What you are asked to do:
Can you edit the records from their first line through the line that contains "key3-cell: 3 — [1638, 644, 1720, 670]", changing every "data-cell" to "value-cell" and leaving everything else the same? Give back only those lines.

────────────────────────────────────────

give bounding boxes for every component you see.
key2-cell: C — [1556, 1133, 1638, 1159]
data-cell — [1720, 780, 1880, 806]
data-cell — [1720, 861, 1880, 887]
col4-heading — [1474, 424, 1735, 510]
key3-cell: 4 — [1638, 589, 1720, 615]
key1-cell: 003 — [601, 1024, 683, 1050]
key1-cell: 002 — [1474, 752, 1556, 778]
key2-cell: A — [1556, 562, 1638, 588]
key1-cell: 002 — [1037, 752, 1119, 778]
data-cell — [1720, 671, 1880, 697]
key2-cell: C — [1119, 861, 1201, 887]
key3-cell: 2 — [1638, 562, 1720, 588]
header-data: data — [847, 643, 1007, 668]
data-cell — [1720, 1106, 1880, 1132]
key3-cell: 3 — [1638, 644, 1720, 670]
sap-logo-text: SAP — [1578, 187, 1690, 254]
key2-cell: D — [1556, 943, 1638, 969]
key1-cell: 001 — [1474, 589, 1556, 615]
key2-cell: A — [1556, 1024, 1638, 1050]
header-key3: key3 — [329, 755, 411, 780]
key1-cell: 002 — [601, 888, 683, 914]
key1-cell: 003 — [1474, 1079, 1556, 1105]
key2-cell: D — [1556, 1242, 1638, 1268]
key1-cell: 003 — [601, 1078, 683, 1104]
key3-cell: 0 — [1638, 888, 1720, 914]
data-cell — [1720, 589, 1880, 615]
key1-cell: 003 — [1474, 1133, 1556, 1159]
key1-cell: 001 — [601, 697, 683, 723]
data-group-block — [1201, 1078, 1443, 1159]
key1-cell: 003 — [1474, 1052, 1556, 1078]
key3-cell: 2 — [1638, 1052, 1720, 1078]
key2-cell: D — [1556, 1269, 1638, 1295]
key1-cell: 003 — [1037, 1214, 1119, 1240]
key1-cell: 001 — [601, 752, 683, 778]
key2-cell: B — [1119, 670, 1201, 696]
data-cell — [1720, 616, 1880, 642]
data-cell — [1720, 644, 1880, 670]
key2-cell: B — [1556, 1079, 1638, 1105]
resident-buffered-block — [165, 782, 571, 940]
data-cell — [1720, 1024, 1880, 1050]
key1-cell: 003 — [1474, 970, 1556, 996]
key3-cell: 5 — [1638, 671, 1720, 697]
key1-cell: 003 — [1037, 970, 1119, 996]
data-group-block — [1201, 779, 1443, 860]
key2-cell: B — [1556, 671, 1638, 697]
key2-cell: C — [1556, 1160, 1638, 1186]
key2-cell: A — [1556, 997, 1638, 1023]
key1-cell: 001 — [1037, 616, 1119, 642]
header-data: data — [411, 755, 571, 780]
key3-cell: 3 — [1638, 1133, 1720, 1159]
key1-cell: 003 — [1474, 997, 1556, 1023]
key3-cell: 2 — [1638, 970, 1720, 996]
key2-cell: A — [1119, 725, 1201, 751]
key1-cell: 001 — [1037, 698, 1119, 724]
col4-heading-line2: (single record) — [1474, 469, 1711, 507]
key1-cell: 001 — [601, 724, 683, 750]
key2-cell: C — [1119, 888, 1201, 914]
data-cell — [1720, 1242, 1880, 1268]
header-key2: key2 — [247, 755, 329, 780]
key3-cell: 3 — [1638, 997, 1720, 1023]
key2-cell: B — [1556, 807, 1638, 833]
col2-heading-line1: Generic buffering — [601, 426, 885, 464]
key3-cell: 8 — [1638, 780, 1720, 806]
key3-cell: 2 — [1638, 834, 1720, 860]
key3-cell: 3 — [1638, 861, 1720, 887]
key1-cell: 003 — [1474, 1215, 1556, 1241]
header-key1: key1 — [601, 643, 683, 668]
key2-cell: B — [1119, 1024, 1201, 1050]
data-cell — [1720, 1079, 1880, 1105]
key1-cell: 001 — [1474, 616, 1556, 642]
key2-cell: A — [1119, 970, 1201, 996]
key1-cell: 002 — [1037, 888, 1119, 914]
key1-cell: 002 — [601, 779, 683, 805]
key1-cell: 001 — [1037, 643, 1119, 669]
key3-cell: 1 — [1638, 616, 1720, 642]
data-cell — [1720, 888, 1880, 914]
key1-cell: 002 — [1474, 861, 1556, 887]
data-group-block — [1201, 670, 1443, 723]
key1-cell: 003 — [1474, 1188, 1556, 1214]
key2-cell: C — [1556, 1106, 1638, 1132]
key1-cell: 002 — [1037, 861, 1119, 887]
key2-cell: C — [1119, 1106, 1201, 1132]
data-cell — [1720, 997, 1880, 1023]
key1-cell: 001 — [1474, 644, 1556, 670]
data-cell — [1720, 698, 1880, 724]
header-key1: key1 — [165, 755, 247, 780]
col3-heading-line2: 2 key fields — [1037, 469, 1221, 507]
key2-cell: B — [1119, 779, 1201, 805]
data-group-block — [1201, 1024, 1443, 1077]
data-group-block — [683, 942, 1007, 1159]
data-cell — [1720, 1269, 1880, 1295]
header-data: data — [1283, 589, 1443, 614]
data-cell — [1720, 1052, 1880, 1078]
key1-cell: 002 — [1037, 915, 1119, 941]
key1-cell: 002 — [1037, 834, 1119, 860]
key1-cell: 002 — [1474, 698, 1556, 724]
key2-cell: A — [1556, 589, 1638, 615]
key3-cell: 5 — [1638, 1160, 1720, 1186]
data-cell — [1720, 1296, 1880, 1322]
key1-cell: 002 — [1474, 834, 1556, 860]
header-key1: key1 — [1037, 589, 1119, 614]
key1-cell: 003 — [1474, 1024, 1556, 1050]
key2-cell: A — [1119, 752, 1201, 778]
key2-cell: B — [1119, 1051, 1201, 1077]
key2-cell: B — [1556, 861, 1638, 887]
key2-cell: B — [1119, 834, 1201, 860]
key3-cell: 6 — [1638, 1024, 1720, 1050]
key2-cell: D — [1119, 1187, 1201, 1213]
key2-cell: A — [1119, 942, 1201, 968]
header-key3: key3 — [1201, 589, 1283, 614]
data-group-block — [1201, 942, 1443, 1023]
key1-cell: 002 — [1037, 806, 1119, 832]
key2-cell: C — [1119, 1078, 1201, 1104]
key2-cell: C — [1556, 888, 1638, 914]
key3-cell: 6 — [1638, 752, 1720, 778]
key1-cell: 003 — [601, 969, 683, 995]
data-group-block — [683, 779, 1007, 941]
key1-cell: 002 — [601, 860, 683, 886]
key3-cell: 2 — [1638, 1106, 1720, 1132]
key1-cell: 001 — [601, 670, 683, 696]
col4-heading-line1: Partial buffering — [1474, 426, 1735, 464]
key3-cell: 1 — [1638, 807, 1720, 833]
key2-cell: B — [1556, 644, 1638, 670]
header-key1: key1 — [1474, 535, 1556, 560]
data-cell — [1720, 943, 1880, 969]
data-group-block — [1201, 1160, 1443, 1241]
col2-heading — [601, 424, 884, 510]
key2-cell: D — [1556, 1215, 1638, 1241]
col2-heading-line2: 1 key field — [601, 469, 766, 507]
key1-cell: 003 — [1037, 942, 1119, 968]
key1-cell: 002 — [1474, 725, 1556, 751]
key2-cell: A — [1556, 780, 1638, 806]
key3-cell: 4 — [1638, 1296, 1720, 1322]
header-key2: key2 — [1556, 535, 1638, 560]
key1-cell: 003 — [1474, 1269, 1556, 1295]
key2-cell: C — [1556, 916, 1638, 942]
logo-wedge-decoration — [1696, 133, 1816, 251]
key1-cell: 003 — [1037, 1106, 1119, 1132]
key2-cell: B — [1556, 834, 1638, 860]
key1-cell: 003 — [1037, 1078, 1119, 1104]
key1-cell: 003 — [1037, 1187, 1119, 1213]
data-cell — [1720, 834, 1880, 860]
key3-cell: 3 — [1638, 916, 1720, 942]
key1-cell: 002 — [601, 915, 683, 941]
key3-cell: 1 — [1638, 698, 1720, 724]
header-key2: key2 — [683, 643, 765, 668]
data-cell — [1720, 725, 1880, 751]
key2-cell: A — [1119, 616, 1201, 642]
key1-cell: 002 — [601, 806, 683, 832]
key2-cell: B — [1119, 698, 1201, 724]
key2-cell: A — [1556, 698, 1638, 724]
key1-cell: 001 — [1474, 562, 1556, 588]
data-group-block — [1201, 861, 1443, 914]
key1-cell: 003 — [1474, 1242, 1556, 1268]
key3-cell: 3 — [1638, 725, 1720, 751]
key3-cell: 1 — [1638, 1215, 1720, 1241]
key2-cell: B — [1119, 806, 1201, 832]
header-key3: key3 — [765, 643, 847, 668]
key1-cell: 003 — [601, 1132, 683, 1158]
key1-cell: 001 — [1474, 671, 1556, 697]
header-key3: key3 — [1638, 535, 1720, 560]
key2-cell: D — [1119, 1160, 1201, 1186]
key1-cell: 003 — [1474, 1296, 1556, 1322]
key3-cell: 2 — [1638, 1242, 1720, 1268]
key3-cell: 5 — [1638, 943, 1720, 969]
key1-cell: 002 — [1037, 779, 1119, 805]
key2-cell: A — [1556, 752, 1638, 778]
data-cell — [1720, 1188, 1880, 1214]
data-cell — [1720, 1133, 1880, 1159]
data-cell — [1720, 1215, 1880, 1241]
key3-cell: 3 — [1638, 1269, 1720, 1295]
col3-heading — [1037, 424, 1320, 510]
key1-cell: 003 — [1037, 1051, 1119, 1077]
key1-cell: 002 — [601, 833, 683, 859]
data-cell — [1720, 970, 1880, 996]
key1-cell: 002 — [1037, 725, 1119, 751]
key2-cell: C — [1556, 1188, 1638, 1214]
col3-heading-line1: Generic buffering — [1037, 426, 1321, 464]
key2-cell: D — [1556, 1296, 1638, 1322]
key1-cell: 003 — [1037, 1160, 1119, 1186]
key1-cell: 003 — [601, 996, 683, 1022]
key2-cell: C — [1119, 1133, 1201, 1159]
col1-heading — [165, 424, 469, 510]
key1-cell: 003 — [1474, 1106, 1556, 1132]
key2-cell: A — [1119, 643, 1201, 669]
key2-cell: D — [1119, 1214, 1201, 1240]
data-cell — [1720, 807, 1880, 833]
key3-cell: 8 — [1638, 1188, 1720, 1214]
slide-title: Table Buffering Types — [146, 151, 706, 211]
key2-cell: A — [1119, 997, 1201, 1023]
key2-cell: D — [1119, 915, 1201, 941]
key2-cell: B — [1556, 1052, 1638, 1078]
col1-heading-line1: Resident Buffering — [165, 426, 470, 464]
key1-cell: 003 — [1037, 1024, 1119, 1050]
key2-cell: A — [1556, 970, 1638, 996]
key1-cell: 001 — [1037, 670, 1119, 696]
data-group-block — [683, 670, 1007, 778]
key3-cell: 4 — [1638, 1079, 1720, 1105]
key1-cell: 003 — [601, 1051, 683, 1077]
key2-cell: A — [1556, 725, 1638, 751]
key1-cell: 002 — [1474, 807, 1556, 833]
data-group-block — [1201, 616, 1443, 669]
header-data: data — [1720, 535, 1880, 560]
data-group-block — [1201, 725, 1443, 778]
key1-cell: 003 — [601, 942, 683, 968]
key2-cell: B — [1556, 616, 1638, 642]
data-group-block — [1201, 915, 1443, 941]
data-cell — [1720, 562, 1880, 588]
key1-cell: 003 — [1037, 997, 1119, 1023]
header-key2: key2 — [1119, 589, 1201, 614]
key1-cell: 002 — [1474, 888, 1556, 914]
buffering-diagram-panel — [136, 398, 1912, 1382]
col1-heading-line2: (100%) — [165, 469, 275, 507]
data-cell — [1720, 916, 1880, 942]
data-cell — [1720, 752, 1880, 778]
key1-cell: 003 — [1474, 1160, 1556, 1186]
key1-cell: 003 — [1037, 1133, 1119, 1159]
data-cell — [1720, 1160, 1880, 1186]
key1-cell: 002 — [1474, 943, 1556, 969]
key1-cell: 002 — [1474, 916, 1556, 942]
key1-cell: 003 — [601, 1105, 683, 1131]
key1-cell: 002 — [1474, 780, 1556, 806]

────────────────────────────────────────

Exercise solution:
give bounding boxes for every component you see.
key2-cell: C — [1556, 1133, 1638, 1159]
value-cell — [1720, 780, 1880, 806]
value-cell — [1720, 861, 1880, 887]
col4-heading — [1474, 424, 1735, 510]
key3-cell: 4 — [1638, 589, 1720, 615]
key1-cell: 003 — [601, 1024, 683, 1050]
key1-cell: 002 — [1474, 752, 1556, 778]
key2-cell: A — [1556, 562, 1638, 588]
key1-cell: 002 — [1037, 752, 1119, 778]
value-cell — [1720, 671, 1880, 697]
key2-cell: C — [1119, 861, 1201, 887]
key3-cell: 2 — [1638, 562, 1720, 588]
header-data: data — [847, 643, 1007, 668]
value-cell — [1720, 1106, 1880, 1132]
key3-cell: 3 — [1638, 644, 1720, 670]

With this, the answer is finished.